§ **What you will do**: Using the data below, copy each line that includes the word "System".

* * * * * * *

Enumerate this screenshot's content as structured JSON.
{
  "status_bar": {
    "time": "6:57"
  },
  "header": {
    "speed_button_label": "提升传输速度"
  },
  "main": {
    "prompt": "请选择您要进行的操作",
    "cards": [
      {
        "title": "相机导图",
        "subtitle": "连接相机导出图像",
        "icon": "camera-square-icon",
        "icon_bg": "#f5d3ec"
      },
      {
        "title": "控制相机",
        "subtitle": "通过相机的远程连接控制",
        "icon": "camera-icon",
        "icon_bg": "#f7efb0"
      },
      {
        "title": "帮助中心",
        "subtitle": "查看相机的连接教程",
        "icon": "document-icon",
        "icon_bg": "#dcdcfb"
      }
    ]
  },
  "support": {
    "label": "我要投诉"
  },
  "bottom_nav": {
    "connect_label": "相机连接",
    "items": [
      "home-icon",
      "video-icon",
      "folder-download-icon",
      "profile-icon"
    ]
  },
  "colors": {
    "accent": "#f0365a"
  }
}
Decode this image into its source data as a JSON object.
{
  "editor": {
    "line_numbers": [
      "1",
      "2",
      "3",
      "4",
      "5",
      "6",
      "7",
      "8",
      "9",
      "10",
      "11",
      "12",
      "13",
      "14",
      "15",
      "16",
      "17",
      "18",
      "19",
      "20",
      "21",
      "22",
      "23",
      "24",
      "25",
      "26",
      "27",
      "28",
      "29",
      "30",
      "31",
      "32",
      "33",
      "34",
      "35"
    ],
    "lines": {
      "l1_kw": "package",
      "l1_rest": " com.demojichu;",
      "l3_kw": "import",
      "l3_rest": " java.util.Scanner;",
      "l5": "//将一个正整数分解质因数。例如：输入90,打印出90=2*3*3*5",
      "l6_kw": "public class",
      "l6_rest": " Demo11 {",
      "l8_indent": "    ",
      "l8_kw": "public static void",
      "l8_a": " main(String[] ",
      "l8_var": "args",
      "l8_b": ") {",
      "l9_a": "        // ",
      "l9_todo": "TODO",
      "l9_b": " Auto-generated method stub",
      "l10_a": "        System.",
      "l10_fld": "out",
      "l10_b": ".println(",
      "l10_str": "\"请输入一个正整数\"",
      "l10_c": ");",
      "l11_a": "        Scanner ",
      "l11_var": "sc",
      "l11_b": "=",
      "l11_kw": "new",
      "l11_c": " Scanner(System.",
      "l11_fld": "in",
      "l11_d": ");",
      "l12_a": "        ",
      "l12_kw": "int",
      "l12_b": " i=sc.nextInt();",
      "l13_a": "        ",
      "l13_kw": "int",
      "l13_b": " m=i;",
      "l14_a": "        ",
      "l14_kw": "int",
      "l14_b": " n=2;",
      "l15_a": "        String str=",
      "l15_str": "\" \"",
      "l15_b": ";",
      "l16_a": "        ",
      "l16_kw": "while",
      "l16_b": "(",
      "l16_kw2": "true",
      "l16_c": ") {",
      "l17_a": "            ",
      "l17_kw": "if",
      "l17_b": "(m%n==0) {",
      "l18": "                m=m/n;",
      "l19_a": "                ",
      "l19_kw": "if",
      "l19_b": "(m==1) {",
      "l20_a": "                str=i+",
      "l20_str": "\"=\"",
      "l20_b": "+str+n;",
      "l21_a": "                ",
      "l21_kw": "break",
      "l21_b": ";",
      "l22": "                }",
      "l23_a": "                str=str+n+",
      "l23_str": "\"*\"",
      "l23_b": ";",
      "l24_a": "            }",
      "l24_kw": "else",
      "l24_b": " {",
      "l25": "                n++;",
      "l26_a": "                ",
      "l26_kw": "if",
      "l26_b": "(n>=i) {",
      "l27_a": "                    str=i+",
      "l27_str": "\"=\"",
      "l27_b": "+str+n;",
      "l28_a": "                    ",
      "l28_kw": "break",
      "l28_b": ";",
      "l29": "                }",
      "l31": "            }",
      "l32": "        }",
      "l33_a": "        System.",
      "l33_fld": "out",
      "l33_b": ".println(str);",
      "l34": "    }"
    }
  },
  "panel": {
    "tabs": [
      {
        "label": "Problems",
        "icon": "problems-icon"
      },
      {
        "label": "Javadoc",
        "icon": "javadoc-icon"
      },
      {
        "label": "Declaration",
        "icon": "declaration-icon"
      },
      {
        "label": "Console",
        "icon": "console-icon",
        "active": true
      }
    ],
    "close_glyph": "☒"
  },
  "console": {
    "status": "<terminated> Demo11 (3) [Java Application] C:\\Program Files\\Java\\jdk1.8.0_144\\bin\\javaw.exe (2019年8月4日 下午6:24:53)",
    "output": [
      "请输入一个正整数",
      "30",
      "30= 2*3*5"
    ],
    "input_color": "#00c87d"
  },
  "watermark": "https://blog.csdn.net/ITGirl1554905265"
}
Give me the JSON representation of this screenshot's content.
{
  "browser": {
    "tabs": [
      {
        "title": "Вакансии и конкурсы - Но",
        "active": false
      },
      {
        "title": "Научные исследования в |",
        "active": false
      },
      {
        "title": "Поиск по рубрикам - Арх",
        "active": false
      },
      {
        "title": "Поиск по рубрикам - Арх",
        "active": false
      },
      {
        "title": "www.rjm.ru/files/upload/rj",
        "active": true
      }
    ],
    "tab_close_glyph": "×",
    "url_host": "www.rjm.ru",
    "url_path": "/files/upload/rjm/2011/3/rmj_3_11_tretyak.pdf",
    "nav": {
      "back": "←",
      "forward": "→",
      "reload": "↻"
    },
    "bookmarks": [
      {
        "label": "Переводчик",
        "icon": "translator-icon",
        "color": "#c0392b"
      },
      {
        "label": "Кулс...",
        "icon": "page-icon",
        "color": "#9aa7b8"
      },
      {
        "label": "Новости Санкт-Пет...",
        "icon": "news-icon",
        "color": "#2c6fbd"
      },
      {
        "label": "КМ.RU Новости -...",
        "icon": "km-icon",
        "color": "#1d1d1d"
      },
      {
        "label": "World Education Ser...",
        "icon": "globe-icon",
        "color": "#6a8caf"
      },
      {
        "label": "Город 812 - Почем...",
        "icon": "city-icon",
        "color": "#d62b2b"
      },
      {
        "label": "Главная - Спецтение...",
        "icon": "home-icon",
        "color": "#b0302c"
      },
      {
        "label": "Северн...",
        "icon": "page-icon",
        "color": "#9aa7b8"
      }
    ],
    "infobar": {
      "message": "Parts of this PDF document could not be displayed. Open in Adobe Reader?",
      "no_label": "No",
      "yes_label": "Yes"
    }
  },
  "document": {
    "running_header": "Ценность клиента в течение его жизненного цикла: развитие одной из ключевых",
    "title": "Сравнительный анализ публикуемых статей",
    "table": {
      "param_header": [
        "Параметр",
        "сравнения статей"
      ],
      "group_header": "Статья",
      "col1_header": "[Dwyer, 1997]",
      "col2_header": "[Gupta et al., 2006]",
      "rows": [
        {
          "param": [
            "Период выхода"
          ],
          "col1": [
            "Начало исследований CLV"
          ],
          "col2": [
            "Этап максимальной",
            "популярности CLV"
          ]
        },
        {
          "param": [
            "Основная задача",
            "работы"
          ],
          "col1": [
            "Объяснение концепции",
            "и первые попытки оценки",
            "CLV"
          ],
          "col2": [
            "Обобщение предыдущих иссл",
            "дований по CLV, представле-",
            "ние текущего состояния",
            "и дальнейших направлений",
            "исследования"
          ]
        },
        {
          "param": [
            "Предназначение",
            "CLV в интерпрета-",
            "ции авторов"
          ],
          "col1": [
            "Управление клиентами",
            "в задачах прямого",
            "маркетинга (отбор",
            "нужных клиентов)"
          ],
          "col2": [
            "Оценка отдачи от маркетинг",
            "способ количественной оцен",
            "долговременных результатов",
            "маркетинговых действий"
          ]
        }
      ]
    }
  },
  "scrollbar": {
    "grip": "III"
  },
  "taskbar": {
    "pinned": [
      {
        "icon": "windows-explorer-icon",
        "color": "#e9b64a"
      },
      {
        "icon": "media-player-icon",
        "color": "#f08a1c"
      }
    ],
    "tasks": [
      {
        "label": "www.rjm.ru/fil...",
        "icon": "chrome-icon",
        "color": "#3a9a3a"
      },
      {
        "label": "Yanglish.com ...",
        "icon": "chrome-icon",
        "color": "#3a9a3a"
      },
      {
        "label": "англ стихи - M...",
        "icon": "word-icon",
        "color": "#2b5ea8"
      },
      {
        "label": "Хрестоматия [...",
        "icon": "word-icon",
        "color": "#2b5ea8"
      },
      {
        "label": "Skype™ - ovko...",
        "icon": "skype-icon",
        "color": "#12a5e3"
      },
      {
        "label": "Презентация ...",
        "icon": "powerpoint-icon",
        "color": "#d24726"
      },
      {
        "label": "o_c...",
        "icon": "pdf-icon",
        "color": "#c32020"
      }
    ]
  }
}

* * * * * * *

§ **Output of the task**:
      "l10_a": "        System.",
      "l11_c": " Scanner(System.",
      "l33_a": "        System.",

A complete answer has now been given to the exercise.